------ Records shown ------

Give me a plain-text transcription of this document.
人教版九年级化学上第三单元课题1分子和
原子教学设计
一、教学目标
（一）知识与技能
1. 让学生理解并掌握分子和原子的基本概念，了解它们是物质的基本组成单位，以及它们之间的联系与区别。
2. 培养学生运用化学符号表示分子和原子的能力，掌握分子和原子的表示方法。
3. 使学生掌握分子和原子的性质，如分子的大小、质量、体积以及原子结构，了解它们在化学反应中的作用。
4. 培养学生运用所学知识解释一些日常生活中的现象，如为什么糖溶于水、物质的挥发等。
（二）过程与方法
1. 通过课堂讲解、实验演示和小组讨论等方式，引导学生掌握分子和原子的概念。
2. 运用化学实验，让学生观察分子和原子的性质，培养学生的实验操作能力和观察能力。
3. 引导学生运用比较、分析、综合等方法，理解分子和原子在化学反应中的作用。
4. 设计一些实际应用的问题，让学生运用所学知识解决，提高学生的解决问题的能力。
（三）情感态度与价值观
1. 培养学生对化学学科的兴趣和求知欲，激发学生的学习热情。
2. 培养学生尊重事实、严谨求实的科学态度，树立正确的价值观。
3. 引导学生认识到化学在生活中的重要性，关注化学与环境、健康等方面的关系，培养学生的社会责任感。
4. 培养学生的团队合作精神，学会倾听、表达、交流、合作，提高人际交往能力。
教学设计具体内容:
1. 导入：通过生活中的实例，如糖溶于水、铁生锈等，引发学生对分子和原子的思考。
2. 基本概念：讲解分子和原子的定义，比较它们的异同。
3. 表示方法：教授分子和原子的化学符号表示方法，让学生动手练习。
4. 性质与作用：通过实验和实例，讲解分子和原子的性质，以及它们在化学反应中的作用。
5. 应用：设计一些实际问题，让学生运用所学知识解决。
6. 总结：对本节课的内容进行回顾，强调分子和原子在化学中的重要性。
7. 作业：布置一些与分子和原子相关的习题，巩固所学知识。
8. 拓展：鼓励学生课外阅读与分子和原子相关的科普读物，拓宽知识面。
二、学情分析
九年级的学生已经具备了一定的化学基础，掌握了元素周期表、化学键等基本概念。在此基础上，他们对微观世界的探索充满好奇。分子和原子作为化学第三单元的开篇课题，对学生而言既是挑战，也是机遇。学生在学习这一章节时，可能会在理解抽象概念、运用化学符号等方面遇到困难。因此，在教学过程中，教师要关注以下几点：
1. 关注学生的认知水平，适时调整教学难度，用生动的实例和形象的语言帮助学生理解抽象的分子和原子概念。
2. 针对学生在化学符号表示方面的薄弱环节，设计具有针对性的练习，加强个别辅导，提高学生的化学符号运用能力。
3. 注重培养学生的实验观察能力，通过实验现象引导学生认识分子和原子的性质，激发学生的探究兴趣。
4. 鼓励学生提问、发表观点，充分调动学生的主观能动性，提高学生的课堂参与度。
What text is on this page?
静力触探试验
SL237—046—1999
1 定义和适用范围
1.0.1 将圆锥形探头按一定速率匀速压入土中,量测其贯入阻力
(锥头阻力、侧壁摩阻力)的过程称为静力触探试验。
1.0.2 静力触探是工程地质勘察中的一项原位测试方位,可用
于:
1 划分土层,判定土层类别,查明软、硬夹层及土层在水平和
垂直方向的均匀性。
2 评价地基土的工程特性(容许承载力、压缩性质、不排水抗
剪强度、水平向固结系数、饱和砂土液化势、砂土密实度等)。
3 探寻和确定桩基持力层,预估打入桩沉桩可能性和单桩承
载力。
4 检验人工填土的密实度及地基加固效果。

------

Aim ->
Your output consists solely of the lines from the one with "What text is on this page?" through the last line, copied exactly.

Output ->
What text is on this page?
静力触探试验
SL237—046—1999
1 定义和适用范围
1.0.1 将圆锥形探头按一定速率匀速压入土中,量测其贯入阻力
(锥头阻力、侧壁摩阻力)的过程称为静力触探试验。
1.0.2 静力触探是工程地质勘察中的一项原位测试方位,可用
于:
1 划分土层,判定土层类别,查明软、硬夹层及土层在水平和
垂直方向的均匀性。
2 评价地基土的工程特性(容许承载力、压缩性质、不排水抗
剪强度、水平向固结系数、饱和砂土液化势、砂土密实度等)。
3 探寻和确定桩基持力层,预估打入桩沉桩可能性和单桩承
载力。
4 检验人工填土的密实度及地基加固效果。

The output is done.